● **DATA RECORDS**
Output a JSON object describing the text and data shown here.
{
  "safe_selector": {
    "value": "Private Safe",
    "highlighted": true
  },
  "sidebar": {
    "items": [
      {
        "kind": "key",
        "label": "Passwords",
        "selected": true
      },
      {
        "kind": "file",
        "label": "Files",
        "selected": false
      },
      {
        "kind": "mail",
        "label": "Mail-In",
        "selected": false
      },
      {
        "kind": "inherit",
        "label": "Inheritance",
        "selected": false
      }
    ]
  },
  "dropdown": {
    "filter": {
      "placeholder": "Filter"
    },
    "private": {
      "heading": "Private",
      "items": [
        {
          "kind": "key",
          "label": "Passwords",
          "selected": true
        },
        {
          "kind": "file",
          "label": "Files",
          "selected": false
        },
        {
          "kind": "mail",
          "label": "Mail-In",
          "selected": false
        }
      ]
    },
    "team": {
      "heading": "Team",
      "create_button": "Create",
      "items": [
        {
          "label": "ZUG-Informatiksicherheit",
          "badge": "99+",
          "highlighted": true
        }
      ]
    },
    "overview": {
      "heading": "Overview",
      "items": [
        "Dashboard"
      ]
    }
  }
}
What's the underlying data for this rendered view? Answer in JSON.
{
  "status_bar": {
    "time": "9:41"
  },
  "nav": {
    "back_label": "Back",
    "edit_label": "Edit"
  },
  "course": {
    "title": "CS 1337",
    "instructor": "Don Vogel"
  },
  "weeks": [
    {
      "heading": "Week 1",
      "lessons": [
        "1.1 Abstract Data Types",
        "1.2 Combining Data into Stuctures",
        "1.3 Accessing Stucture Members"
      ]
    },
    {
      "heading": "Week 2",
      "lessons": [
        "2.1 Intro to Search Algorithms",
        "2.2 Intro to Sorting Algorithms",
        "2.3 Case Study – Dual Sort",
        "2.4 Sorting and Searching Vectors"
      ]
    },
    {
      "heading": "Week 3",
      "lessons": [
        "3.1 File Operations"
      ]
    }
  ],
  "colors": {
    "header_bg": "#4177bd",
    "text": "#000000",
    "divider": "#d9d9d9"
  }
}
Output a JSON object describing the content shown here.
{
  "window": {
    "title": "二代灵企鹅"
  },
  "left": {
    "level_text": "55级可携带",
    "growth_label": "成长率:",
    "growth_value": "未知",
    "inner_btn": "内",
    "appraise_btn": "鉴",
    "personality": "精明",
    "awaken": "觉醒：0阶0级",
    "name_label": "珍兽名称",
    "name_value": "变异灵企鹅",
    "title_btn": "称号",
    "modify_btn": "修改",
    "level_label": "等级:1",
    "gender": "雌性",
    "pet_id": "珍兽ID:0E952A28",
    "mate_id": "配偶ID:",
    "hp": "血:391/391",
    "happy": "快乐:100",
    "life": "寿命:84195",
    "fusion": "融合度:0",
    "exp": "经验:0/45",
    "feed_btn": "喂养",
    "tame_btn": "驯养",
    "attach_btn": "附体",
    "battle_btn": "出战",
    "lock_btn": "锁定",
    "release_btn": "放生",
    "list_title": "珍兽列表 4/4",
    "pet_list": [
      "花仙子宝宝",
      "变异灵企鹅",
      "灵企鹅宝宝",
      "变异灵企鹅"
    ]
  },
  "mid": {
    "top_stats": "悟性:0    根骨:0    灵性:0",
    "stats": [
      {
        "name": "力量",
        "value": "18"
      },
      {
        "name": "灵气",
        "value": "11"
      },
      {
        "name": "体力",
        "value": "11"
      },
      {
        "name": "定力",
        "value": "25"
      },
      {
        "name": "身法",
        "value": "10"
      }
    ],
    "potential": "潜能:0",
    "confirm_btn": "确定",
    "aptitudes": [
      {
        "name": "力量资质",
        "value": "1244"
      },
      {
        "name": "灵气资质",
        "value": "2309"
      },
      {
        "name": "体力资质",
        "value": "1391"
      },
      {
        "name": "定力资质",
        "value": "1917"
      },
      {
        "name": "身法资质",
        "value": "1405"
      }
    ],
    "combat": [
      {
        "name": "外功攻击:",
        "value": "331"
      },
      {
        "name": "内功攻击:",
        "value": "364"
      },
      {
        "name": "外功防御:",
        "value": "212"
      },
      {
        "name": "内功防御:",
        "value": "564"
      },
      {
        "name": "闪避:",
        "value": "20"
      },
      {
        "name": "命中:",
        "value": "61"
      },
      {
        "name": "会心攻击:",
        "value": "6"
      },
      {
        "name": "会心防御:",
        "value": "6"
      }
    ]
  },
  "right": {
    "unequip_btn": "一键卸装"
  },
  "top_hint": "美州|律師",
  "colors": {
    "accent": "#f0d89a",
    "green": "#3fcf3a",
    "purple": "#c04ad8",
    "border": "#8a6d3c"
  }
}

● **TASK**
List each line of the entries that holds the string "describing".

● **SOLUTION TO THIS PROBLEM**
Output a JSON object describing the text and data shown here.
Output a JSON object describing the content shown here.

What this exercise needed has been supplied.